- _Dataset listings of figures_:
***
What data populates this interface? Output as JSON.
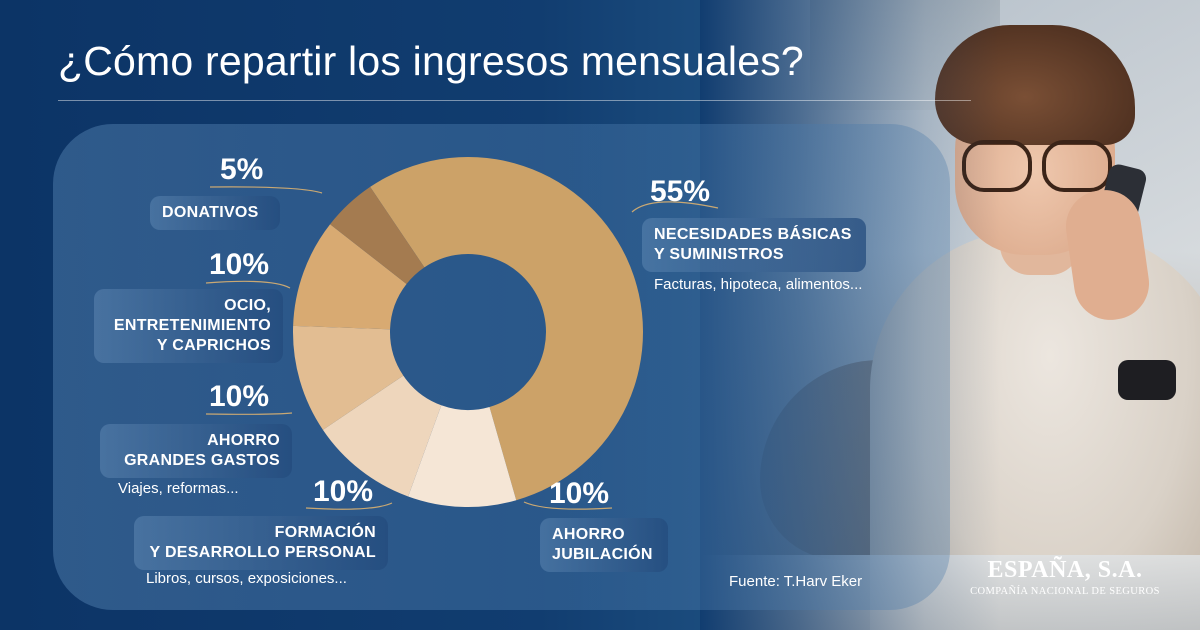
{
  "title": "¿Cómo repartir los ingresos mensuales?",
  "source": "Fuente: T.Harv Eker",
  "brand": {
    "name": "ESPAÑA, S.A.",
    "tagline": "COMPAÑÍA NACIONAL DE SEGUROS"
  },
  "chart_data": {
    "type": "pie",
    "donut": true,
    "title": "¿Cómo repartir los ingresos mensuales?",
    "categories": [
      "NECESIDADES BÁSICAS Y SUMINISTROS",
      "AHORRO JUBILACIÓN",
      "FORMACIÓN Y DESARROLLO PERSONAL",
      "AHORRO GRANDES GASTOS",
      "OCIO, ENTRETENIMIENTO Y CAPRICHOS",
      "DONATIVOS"
    ],
    "values": [
      55,
      10,
      10,
      10,
      10,
      5
    ],
    "colors": [
      "#cca268",
      "#f5e6d6",
      "#eed6bc",
      "#e2bd92",
      "#d8aa72",
      "#a47b50"
    ],
    "labels": [
      {
        "pct": "55%",
        "lines": [
          "NECESIDADES BÁSICAS",
          "Y SUMINISTROS"
        ],
        "sub": "Facturas, hipoteca, alimentos..."
      },
      {
        "pct": "10%",
        "lines": [
          "AHORRO",
          "JUBILACIÓN"
        ],
        "sub": ""
      },
      {
        "pct": "10%",
        "lines": [
          "FORMACIÓN",
          "Y DESARROLLO PERSONAL"
        ],
        "sub": "Libros, cursos, exposiciones..."
      },
      {
        "pct": "10%",
        "lines": [
          "AHORRO",
          "GRANDES GASTOS"
        ],
        "sub": "Viajes, reformas..."
      },
      {
        "pct": "10%",
        "lines": [
          "OCIO,",
          "ENTRETENIMIENTO",
          "Y CAPRICHOS"
        ],
        "sub": ""
      },
      {
        "pct": "5%",
        "lines": [
          "DONATIVOS"
        ],
        "sub": ""
      }
    ],
    "start_angle_deg": -34,
    "direction": "clockwise",
    "legend": "none"
  }
}
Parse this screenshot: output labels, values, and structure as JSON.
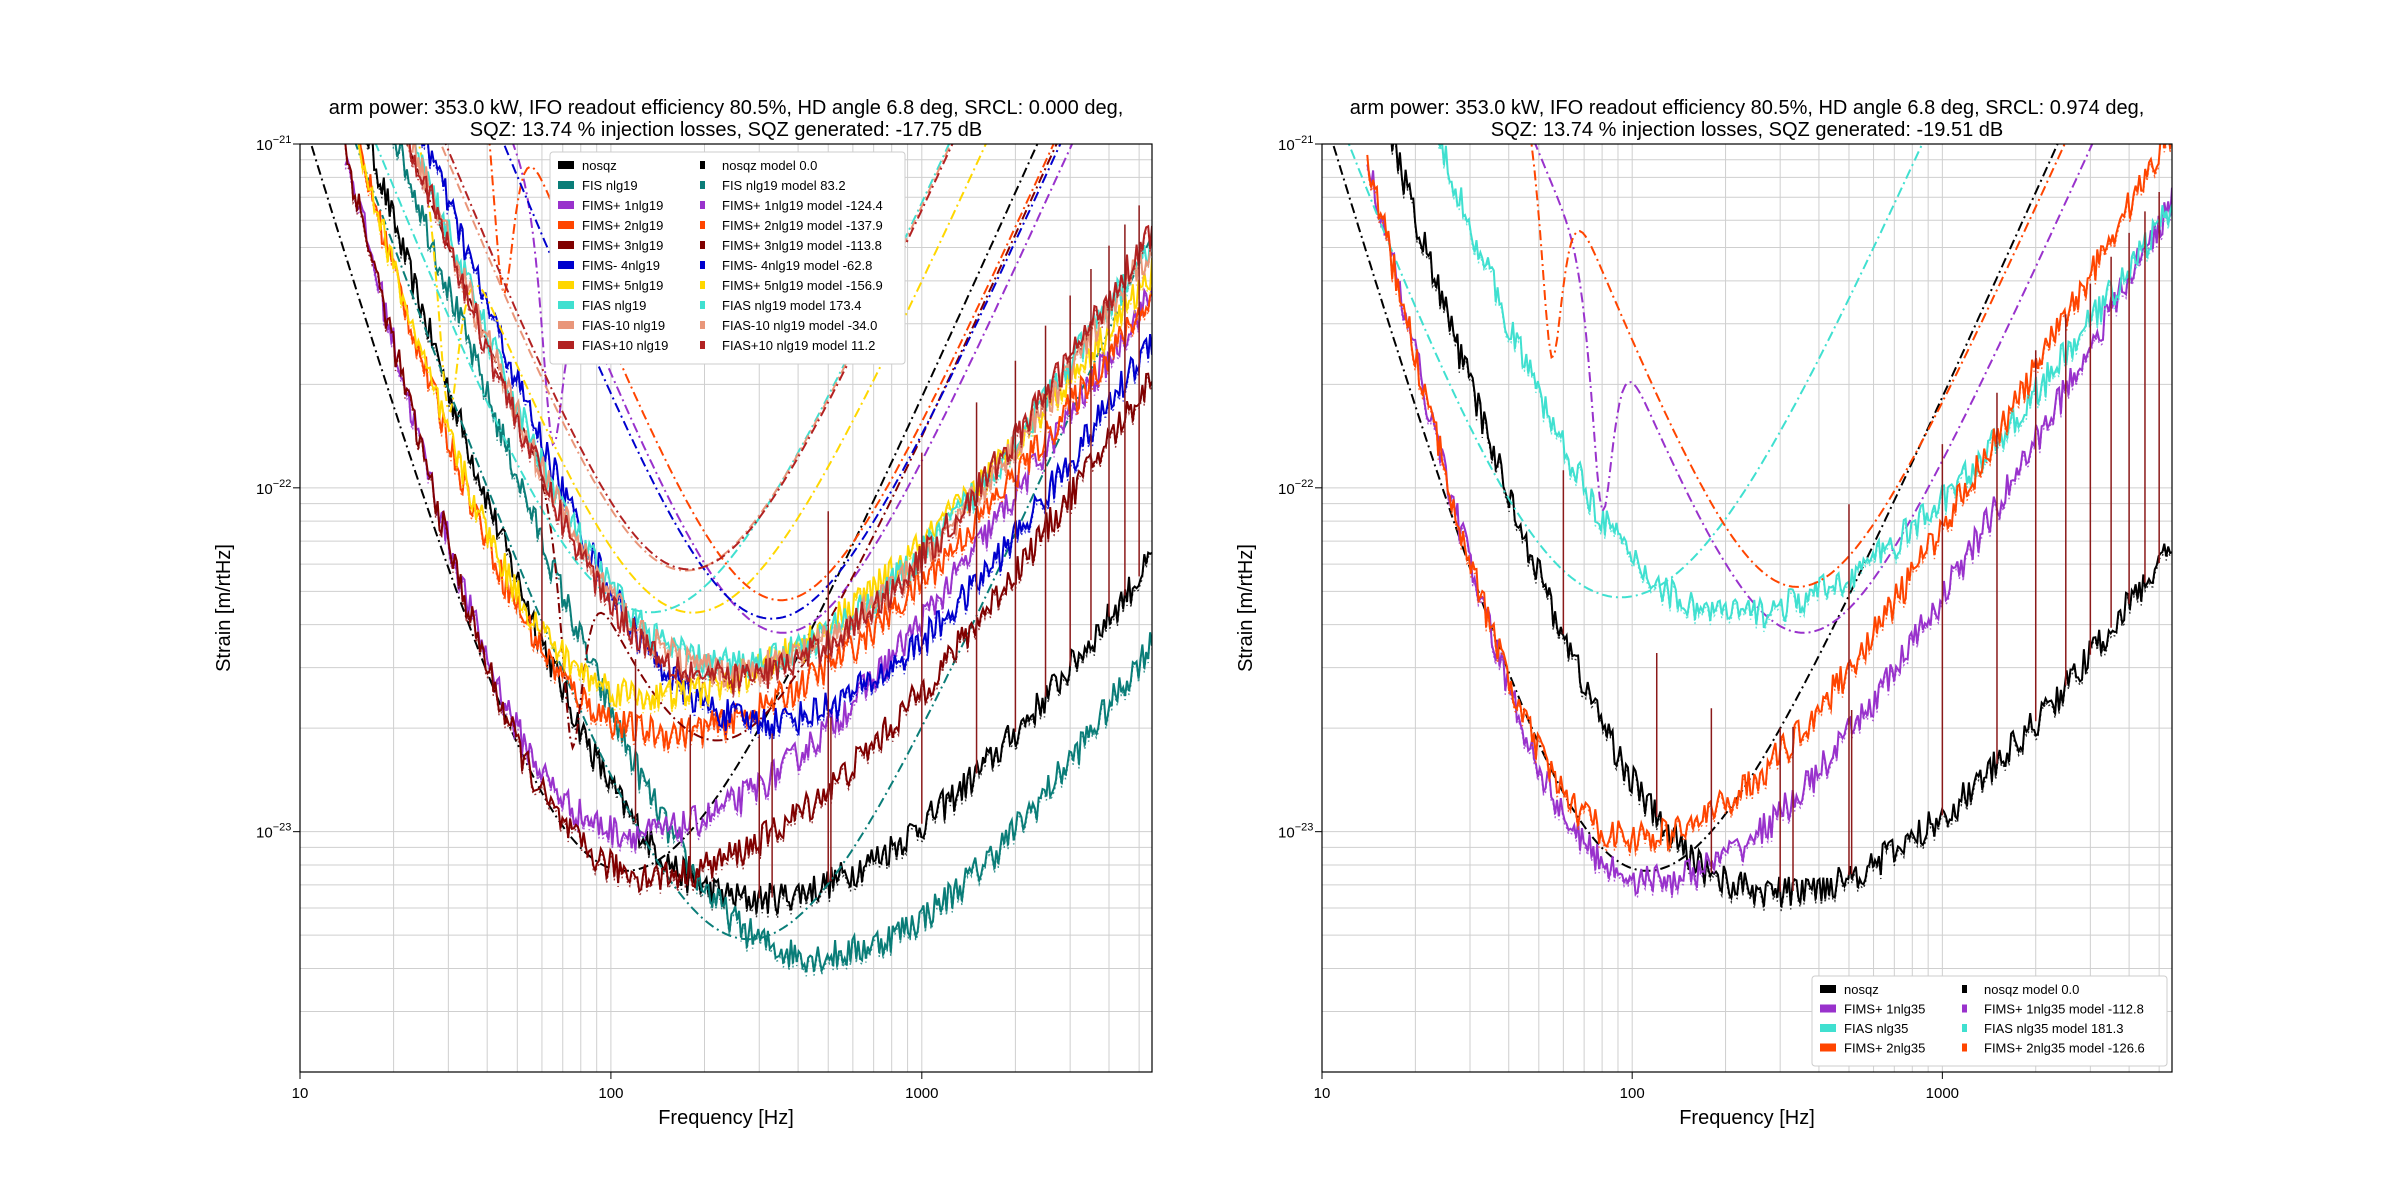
{
  "figure": {
    "background": "#ffffff"
  },
  "chart_data": [
    {
      "type": "line",
      "title_lines": [
        "arm power: 353.0 kW, IFO readout efficiency 80.5%, HD angle 6.8 deg, SRCL: 0.000 deg,",
        "SQZ: 13.74 % injection losses, SQZ generated: -17.75 dB"
      ],
      "xlabel": "Frequency [Hz]",
      "ylabel": "Strain [m/rtHz]",
      "xscale": "log",
      "yscale": "log",
      "xlim": [
        10,
        5500
      ],
      "ylim": [
        2e-24,
        1e-21
      ],
      "grid": true,
      "xtick_labels": [
        {
          "v": 10,
          "t": "10"
        },
        {
          "v": 100,
          "t": "100"
        },
        {
          "v": 1000,
          "t": "1000"
        }
      ],
      "ytick_labels": [
        {
          "v": 1e-21,
          "base": "10",
          "exp": "−21"
        },
        {
          "v": 1e-22,
          "base": "10",
          "exp": "−22"
        },
        {
          "v": 1e-23,
          "base": "10",
          "exp": "−23"
        }
      ],
      "legend_position": "top-center",
      "legend": [
        [
          "nosqz",
          "nosqz model 0.0"
        ],
        [
          "FIS nlg19",
          "FIS nlg19 model 83.2"
        ],
        [
          "FIMS+ 1nlg19",
          "FIMS+ 1nlg19 model -124.4"
        ],
        [
          "FIMS+ 2nlg19",
          "FIMS+ 2nlg19 model -137.9"
        ],
        [
          "FIMS+ 3nlg19",
          "FIMS+ 3nlg19 model -113.8"
        ],
        [
          "FIMS- 4nlg19",
          "FIMS- 4nlg19 model -62.8"
        ],
        [
          "FIMS+ 5nlg19",
          "FIMS+ 5nlg19 model -156.9"
        ],
        [
          "FIAS nlg19",
          "FIAS nlg19 model 173.4"
        ],
        [
          "FIAS-10 nlg19",
          "FIAS-10 nlg19 model -34.0"
        ],
        [
          "FIAS+10 nlg19",
          "FIAS+10 nlg19 model 11.2"
        ]
      ],
      "series": [
        {
          "name": "nosqz",
          "color": "#000000",
          "model": {
            "a": 3.6e-24,
            "f0": 100,
            "k": 0.5,
            "m": 0.5,
            "dip": null
          },
          "meas_min": 4.6e-24,
          "meas_fmin": 200,
          "meas_high": 4.2e-23
        },
        {
          "name": "FIS nlg19",
          "color": "#0a7d78",
          "model": {
            "a": 2.25e-24,
            "f0": 210,
            "k": 1.0,
            "m": 0.35,
            "dip": null
          },
          "meas_min": 3.1e-24,
          "meas_fmin": 330,
          "meas_high": 2.6e-23
        },
        {
          "name": "FIMS+ 1nlg19",
          "color": "#9932cc",
          "model": {
            "a": 1.2e-23,
            "f0": 300,
            "k": 1.5,
            "m": 0.8,
            "dip": 65
          },
          "meas_min": 7e-24,
          "meas_fmin": 80,
          "meas_high": 1.3e-22
        },
        {
          "name": "FIMS+ 2nlg19",
          "color": "#ff4500",
          "model": {
            "a": 1.4e-23,
            "f0": 300,
            "k": 1.6,
            "m": 0.9,
            "dip": 45
          },
          "meas_min": 1.4e-23,
          "meas_fmin": 100,
          "meas_high": 1.8e-22
        },
        {
          "name": "FIMS+ 3nlg19",
          "color": "#800000",
          "model": {
            "a": 6e-24,
            "f0": 200,
            "k": 1.2,
            "m": 0.9,
            "dip": 75
          },
          "meas_min": 5.3e-24,
          "meas_fmin": 90,
          "meas_high": 8.5e-23
        },
        {
          "name": "FIMS- 4nlg19",
          "color": "#0000cd",
          "model": {
            "a": 1.55e-23,
            "f0": 350,
            "k": 0.7,
            "m": 1.0,
            "dip": null
          },
          "meas_min": 1.5e-23,
          "meas_fmin": 220,
          "meas_high": 1.6e-22
        },
        {
          "name": "FIMS+ 5nlg19",
          "color": "#ffd700",
          "model": {
            "a": 1.9e-23,
            "f0": 200,
            "k": 0.5,
            "m": 0.8,
            "dip": 30
          },
          "meas_min": 1.8e-23,
          "meas_fmin": 90,
          "meas_high": 2.2e-22
        },
        {
          "name": "FIAS nlg19",
          "color": "#40e0d0",
          "model": {
            "a": 2.1e-23,
            "f0": 170,
            "k": 0.3,
            "m": 0.9,
            "dip": null
          },
          "meas_min": 2.2e-23,
          "meas_fmin": 170,
          "meas_high": 2.7e-22
        },
        {
          "name": "FIAS-10 nlg19",
          "color": "#e9967a",
          "model": {
            "a": 2.05e-23,
            "f0": 170,
            "k": 0.9,
            "m": 0.9,
            "dip": null
          },
          "meas_min": 2.1e-23,
          "meas_fmin": 170,
          "meas_high": 2.6e-22
        },
        {
          "name": "FIAS+10 nlg19",
          "color": "#b22222",
          "model": {
            "a": 2e-23,
            "f0": 170,
            "k": 1.0,
            "m": 0.9,
            "dip": null
          },
          "meas_min": 2e-23,
          "meas_fmin": 170,
          "meas_high": 2.7e-22
        }
      ]
    },
    {
      "type": "line",
      "title_lines": [
        "arm power: 353.0 kW, IFO readout efficiency 80.5%, HD angle 6.8 deg, SRCL: 0.974 deg,",
        "SQZ: 13.74 % injection losses, SQZ generated: -19.51 dB"
      ],
      "xlabel": "Frequency [Hz]",
      "ylabel": "Strain [m/rtHz]",
      "xscale": "log",
      "yscale": "log",
      "xlim": [
        10,
        5500
      ],
      "ylim": [
        2e-24,
        1e-21
      ],
      "grid": true,
      "xtick_labels": [
        {
          "v": 10,
          "t": "10"
        },
        {
          "v": 100,
          "t": "100"
        },
        {
          "v": 1000,
          "t": "1000"
        }
      ],
      "ytick_labels": [
        {
          "v": 1e-21,
          "base": "10",
          "exp": "−21"
        },
        {
          "v": 1e-22,
          "base": "10",
          "exp": "−22"
        },
        {
          "v": 1e-23,
          "base": "10",
          "exp": "−23"
        }
      ],
      "legend_position": "bottom-right",
      "legend": [
        [
          "nosqz",
          "nosqz model 0.0"
        ],
        [
          "FIMS+ 1nlg35",
          "FIMS+ 1nlg35 model -112.8"
        ],
        [
          "FIAS nlg35",
          "FIAS nlg35 model 181.3"
        ],
        [
          "FIMS+ 2nlg35",
          "FIMS+ 2nlg35 model -126.6"
        ]
      ],
      "series": [
        {
          "name": "nosqz",
          "color": "#000000",
          "model": {
            "a": 3.6e-24,
            "f0": 100,
            "k": 0.5,
            "m": 0.5,
            "dip": null
          },
          "meas_min": 4.8e-24,
          "meas_fmin": 200,
          "meas_high": 4.5e-23
        },
        {
          "name": "FIMS+ 1nlg35",
          "color": "#9932cc",
          "model": {
            "a": 1.2e-23,
            "f0": 300,
            "k": 1.5,
            "m": 0.8,
            "dip": 80
          },
          "meas_min": 5e-24,
          "meas_fmin": 80,
          "meas_high": 1.5e-22
        },
        {
          "name": "FIAS nlg35",
          "color": "#40e0d0",
          "model": {
            "a": 2.7e-23,
            "f0": 120,
            "k": 0.2,
            "m": 0.7,
            "dip": null
          },
          "meas_min": 3.1e-23,
          "meas_fmin": 150,
          "meas_high": 3.6e-22
        },
        {
          "name": "FIMS+ 2nlg35",
          "color": "#ff4500",
          "model": {
            "a": 1.6e-23,
            "f0": 300,
            "k": 1.4,
            "m": 0.9,
            "dip": 55
          },
          "meas_min": 6.6e-24,
          "meas_fmin": 70,
          "meas_high": 2.2e-22
        }
      ]
    }
  ],
  "mains_lines_hz": [
    60,
    120,
    180,
    300,
    330,
    500,
    510,
    1000,
    1500,
    2000,
    2500,
    3000,
    3500,
    4000,
    4500,
    5000
  ]
}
***
- _EXERCISE INSTRUCTIONS_: Please list every line of the records that contains "mensuales".

- _REPLY_:
  "title": "¿Cómo repartir los ingresos mensuales?",
    "title": "¿Cómo repartir los ingresos mensuales?",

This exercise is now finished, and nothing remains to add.